Saved data entries:

+ + + +

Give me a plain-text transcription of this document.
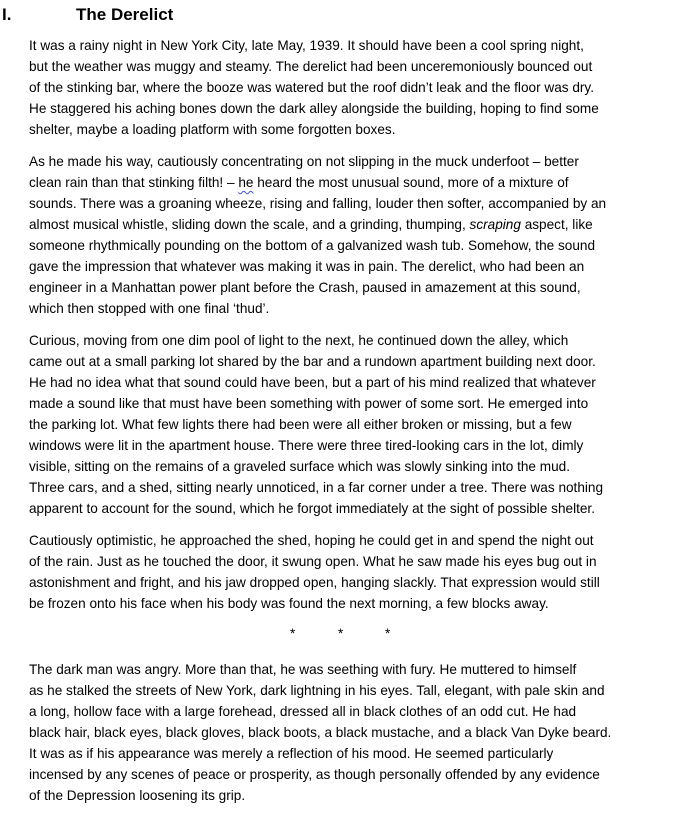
I.	The Derelict

It was a rainy night in New York City, late May, 1939. It should have been a cool spring night,
but the weather was muggy and steamy. The derelict had been unceremoniously bounced out
of the stinking bar, where the booze was watered but the roof didn’t leak and the floor was dry.
He staggered his aching bones down the dark alley alongside the building, hoping to find some
shelter, maybe a loading platform with some forgotten boxes.

As he made his way, cautiously concentrating on not slipping in the muck underfoot – better
clean rain than that stinking filth! – he heard the most unusual sound, more of a mixture of
sounds. There was a groaning wheeze, rising and falling, louder then softer, accompanied by an
almost musical whistle, sliding down the scale, and a grinding, thumping, scraping aspect, like
someone rhythmically pounding on the bottom of a galvanized wash tub. Somehow, the sound
gave the impression that whatever was making it was in pain. The derelict, who had been an
engineer in a Manhattan power plant before the Crash, paused in amazement at this sound,
which then stopped with one final ‘thud’.

Curious, moving from one dim pool of light to the next, he continued down the alley, which
came out at a small parking lot shared by the bar and a rundown apartment building next door.
He had no idea what that sound could have been, but a part of his mind realized that whatever
made a sound like that must have been something with power of some sort. He emerged into
the parking lot. What few lights there had been were all either broken or missing, but a few
windows were lit in the apartment house. There were three tired-looking cars in the lot, dimly
visible, sitting on the remains of a graveled surface which was slowly sinking into the mud.
Three cars, and a shed, sitting nearly unnoticed, in a far corner under a tree. There was nothing
apparent to account for the sound, which he forgot immediately at the sight of possible shelter.

Cautiously optimistic, he approached the shed, hoping he could get in and spend the night out
of the rain. Just as he touched the door, it swung open. What he saw made his eyes bug out in
astonishment and fright, and his jaw dropped open, hanging slackly. That expression would still
be frozen onto his face when his body was found the next morning, a few blocks away.

*	*	*

The dark man was angry. More than that, he was seething with fury. He muttered to himself
as he stalked the streets of New York, dark lightning in his eyes. Tall, elegant, with pale skin and
a long, hollow face with a large forehead, dressed all in black clothes of an odd cut. He had
black hair, black eyes, black gloves, black boots, a black mustache, and a black Van Dyke beard.
It was as if his appearance was merely a reflection of his mood. He seemed particularly
incensed by any scenes of peace or prosperity, as though personally offended by any evidence
of the Depression loosening its grip.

+ + + +

Challenge: Show every line from the listing above in which the string "night" appears.

Worked solution:
It was a rainy night in New York City, late May, 1939. It should have been a cool spring night,
Cautiously optimistic, he approached the shed, hoping he could get in and spend the night out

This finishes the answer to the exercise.